Task objective:
Can you give the lines from the start of the records up to and including the line containing "data-label: 15.1 [226,184,245,194]" as a JSON list of strings, with one string per line and blank lines left out?

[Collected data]
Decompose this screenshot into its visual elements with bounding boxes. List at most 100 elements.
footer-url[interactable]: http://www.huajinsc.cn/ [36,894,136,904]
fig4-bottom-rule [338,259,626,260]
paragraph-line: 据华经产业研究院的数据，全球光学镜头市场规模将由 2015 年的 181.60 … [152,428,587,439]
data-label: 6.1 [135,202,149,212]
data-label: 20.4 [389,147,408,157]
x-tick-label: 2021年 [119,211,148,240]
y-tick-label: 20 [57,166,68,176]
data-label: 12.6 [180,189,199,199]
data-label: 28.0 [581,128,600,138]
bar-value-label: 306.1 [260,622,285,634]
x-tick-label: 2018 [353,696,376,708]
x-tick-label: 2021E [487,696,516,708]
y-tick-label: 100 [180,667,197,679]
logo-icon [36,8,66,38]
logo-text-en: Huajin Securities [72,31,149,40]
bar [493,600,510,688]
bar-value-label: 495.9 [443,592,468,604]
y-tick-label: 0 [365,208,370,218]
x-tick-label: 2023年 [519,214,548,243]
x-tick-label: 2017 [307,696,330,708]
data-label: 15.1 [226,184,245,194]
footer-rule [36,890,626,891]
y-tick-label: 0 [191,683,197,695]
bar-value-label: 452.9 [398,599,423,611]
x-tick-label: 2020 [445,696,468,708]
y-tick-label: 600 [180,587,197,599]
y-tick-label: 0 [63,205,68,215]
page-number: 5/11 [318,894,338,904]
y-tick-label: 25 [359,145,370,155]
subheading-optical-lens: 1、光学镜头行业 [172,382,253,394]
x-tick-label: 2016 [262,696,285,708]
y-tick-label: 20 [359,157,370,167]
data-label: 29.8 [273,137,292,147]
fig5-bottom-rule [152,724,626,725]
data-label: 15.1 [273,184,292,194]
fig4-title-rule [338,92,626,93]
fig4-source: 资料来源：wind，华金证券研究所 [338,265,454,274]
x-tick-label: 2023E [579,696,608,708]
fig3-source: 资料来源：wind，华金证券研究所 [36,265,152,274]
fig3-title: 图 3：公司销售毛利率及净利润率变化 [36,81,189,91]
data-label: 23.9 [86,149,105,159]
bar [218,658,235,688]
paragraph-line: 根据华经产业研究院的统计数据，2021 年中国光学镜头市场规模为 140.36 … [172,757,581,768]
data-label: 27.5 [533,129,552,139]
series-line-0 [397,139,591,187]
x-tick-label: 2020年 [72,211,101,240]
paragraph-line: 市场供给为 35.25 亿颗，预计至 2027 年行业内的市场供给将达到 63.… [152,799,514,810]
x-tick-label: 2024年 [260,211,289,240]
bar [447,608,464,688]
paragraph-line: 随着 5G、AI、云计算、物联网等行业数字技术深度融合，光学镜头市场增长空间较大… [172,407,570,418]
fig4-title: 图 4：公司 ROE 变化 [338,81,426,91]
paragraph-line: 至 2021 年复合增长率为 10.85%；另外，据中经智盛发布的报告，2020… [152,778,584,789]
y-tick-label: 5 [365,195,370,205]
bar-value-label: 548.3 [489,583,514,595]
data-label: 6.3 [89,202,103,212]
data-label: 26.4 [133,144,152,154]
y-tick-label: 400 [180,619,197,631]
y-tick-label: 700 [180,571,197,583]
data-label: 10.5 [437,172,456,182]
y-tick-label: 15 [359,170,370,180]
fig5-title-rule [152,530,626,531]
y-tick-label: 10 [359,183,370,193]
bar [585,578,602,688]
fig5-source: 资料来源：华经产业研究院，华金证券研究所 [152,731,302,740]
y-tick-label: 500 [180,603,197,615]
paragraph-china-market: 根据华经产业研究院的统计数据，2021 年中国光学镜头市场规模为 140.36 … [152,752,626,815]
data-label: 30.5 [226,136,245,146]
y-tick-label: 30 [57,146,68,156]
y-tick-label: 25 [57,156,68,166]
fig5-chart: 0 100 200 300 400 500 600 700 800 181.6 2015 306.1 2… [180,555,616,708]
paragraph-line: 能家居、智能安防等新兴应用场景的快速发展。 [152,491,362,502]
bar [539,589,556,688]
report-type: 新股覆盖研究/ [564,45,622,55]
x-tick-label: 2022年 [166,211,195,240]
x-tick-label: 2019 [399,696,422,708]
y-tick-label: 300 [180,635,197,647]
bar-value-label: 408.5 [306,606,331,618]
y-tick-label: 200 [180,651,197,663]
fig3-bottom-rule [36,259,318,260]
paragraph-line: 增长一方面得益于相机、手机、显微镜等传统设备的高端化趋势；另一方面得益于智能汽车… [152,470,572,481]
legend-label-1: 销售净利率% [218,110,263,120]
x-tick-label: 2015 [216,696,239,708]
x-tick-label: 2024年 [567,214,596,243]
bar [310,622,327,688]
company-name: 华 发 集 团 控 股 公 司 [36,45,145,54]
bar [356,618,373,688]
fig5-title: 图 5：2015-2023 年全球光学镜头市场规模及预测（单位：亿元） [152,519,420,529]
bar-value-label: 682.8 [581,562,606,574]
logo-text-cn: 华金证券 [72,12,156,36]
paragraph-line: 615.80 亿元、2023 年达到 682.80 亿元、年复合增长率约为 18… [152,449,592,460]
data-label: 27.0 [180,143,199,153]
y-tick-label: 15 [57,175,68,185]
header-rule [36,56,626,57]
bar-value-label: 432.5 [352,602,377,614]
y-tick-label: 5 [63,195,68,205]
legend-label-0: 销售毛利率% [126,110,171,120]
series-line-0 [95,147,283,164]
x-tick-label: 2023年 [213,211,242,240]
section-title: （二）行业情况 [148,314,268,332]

Output below:
[
  "Decompose this screenshot into its visual elements with bounding boxes. List at most 100 elements.",
  "footer-url[interactable]: http://www.huajinsc.cn/ [36,894,136,904]",
  "fig4-bottom-rule [338,259,626,260]",
  "paragraph-line: 据华经产业研究院的数据，全球光学镜头市场规模将由 2015 年的 181.60 … [152,428,587,439]",
  "data-label: 6.1 [135,202,149,212]",
  "data-label: 20.4 [389,147,408,157]",
  "x-tick-label: 2021年 [119,211,148,240]",
  "y-tick-label: 20 [57,166,68,176]",
  "data-label: 12.6 [180,189,199,199]",
  "data-label: 28.0 [581,128,600,138]",
  "bar-value-label: 306.1 [260,622,285,634]",
  "x-tick-label: 2018 [353,696,376,708]",
  "x-tick-label: 2021E [487,696,516,708]",
  "y-tick-label: 100 [180,667,197,679]",
  "logo-icon [36,8,66,38]",
  "logo-text-en: Huajin Securities [72,31,149,40]",
  "bar [493,600,510,688]",
  "bar-value-label: 495.9 [443,592,468,604]",
  "y-tick-label: 0 [365,208,370,218]",
  "x-tick-label: 2023年 [519,214,548,243]",
  "x-tick-label: 2017 [307,696,330,708]",
  "data-label: 15.1 [226,184,245,194]"
]